**Requirements**.
Could you copy every line from the material below in which "image" appears?

Dataset items
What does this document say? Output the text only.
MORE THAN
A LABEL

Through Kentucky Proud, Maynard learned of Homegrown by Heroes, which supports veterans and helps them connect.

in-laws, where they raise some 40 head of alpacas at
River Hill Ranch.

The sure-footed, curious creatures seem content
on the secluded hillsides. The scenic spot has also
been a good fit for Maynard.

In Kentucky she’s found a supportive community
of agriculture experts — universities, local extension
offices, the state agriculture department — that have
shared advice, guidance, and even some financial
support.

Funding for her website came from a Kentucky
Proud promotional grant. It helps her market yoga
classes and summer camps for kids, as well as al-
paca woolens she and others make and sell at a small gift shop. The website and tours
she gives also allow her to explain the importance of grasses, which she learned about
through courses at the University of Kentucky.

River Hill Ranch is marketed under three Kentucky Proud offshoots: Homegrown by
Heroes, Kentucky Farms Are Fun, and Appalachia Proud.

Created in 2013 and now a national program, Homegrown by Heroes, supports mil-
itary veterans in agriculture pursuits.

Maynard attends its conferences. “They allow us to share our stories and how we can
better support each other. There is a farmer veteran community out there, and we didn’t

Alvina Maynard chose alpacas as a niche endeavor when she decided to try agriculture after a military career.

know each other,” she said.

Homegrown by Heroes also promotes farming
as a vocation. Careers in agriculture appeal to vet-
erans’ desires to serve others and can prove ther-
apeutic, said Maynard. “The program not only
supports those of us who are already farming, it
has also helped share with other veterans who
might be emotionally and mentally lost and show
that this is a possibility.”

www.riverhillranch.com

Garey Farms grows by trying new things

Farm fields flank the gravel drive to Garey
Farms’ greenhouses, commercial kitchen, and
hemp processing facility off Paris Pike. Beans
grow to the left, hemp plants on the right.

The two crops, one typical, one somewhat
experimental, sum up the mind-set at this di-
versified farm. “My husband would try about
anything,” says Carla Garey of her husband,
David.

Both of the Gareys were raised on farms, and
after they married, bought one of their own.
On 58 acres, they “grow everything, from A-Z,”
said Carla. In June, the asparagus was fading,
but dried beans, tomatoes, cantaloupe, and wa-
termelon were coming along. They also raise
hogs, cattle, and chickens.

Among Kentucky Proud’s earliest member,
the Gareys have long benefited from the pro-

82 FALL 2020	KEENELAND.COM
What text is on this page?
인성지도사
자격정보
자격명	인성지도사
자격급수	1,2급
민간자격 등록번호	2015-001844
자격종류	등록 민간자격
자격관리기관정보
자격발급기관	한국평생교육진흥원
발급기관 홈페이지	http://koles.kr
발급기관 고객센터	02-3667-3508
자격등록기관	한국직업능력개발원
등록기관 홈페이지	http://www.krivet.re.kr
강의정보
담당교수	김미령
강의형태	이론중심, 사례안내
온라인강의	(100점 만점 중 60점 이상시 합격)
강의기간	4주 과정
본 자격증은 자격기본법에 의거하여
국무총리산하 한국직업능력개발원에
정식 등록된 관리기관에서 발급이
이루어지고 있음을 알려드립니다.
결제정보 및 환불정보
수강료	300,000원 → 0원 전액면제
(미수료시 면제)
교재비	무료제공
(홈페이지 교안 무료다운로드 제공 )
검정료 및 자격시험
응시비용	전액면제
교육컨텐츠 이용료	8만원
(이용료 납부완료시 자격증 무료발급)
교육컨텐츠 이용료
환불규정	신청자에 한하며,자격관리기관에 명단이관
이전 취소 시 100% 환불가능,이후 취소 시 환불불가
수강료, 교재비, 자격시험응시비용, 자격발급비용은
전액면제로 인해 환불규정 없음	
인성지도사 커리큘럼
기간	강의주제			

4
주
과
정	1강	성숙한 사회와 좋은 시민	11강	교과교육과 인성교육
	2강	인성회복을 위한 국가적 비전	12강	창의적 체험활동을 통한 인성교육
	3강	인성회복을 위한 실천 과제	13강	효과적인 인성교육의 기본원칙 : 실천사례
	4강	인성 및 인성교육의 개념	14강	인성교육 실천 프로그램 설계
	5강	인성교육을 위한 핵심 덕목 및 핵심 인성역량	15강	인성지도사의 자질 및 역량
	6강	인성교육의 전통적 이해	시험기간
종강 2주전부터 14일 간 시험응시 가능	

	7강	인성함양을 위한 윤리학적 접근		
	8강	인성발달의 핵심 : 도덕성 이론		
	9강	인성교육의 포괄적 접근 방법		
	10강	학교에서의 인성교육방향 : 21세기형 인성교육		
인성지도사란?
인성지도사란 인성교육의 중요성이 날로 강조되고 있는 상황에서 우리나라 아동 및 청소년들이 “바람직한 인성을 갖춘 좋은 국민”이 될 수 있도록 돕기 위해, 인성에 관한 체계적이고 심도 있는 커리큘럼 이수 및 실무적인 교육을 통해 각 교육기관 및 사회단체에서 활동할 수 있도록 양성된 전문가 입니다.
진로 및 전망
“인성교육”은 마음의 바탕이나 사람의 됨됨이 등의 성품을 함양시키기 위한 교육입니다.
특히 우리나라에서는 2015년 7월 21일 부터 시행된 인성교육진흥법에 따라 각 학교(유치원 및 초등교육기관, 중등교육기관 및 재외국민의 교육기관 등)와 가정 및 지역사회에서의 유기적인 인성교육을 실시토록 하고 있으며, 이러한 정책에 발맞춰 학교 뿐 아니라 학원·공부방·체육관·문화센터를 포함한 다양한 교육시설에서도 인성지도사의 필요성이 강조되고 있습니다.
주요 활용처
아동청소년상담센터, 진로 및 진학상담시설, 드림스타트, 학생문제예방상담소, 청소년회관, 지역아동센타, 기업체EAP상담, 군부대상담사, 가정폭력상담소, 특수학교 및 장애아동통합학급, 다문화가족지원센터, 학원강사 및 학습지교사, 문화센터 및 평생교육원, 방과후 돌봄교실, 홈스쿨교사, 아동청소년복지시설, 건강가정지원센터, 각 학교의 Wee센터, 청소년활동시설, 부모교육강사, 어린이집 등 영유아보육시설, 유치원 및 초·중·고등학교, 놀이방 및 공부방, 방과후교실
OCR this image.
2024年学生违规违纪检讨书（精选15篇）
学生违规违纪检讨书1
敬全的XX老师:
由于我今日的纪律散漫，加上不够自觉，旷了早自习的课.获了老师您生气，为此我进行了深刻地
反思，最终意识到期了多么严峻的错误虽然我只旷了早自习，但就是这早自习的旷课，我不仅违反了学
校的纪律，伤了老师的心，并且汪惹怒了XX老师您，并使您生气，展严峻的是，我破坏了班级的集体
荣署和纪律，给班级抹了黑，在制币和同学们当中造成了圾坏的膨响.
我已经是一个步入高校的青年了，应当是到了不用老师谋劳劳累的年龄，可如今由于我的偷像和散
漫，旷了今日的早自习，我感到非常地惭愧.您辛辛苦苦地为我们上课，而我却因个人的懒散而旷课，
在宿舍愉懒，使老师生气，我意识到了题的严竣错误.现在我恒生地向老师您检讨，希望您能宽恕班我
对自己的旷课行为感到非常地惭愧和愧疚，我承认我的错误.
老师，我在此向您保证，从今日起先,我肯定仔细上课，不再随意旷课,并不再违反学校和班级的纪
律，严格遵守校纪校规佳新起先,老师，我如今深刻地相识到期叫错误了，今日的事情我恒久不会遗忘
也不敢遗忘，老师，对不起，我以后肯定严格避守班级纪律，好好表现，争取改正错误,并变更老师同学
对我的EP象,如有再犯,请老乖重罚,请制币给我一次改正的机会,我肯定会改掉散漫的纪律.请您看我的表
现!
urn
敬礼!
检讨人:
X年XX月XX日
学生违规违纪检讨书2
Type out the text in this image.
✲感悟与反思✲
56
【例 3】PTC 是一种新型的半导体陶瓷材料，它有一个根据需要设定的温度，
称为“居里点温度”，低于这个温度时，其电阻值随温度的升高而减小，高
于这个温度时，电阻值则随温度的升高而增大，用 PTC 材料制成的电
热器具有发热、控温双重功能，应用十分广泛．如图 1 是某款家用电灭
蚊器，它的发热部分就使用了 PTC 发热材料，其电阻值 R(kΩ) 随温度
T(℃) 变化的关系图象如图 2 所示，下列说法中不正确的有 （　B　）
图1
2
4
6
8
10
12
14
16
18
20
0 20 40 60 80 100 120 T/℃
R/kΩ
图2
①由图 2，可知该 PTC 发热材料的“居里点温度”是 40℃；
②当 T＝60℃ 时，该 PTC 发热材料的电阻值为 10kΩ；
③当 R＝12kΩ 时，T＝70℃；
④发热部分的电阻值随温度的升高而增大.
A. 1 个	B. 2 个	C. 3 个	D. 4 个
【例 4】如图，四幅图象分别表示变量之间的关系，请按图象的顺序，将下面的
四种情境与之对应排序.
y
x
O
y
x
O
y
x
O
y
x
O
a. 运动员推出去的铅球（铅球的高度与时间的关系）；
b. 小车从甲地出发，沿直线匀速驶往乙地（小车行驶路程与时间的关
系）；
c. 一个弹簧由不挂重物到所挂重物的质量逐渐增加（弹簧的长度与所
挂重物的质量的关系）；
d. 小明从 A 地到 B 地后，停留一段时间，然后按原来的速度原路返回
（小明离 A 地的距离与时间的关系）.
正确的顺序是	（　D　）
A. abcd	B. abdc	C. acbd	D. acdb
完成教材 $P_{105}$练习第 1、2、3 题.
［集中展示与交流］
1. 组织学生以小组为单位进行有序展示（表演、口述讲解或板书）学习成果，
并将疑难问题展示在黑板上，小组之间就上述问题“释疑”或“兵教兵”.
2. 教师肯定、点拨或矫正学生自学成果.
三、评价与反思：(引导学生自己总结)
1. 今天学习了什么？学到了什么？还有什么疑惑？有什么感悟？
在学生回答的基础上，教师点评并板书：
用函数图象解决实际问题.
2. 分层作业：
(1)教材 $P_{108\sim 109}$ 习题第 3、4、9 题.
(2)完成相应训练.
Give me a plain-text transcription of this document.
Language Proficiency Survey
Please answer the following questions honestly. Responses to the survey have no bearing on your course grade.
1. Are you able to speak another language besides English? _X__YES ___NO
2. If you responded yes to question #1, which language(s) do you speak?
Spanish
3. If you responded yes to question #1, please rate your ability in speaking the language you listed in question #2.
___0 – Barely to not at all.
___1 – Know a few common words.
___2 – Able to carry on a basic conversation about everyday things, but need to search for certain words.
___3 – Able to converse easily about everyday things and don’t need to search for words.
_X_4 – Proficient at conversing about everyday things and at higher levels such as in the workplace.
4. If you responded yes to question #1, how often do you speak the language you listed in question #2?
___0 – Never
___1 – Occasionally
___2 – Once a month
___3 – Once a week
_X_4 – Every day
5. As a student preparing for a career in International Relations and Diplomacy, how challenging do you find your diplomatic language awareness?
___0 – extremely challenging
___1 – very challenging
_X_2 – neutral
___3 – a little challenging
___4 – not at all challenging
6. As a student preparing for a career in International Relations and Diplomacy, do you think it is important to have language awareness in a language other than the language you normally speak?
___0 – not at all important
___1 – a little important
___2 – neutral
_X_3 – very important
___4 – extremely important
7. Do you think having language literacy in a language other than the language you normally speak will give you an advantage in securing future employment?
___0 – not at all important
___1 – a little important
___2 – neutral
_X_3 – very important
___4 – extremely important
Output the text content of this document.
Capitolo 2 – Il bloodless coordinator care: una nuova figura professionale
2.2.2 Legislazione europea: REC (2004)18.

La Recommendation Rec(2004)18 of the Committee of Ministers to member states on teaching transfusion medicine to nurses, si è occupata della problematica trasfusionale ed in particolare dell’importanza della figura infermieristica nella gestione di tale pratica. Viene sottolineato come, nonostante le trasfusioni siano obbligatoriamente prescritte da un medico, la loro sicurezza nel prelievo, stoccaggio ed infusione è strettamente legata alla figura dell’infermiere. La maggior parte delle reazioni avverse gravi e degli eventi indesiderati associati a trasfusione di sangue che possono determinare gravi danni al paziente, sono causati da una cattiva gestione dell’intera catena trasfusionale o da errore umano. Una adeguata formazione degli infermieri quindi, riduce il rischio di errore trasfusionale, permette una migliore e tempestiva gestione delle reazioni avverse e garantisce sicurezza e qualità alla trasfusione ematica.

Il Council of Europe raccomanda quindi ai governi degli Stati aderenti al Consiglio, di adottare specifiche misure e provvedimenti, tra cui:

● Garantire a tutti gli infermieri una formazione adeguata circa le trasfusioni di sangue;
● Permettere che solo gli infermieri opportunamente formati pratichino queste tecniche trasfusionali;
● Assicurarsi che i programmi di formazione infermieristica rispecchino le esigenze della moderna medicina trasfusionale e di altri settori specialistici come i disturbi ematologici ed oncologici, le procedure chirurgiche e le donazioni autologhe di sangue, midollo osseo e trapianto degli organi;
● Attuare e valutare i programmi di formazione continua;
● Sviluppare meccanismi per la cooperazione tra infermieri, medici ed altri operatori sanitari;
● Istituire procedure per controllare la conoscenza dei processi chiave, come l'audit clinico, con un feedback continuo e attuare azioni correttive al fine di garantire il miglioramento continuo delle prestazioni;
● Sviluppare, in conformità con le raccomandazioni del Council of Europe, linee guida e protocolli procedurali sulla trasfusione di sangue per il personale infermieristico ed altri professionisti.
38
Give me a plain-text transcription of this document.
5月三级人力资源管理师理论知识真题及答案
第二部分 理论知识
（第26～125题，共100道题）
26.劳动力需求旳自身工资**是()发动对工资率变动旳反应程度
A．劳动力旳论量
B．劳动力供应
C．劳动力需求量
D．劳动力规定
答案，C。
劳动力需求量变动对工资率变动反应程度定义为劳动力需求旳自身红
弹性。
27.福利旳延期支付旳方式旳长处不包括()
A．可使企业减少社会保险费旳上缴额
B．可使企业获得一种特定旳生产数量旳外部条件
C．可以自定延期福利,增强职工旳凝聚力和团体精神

**Task output**.
OCR this image.
Type out the text in this image.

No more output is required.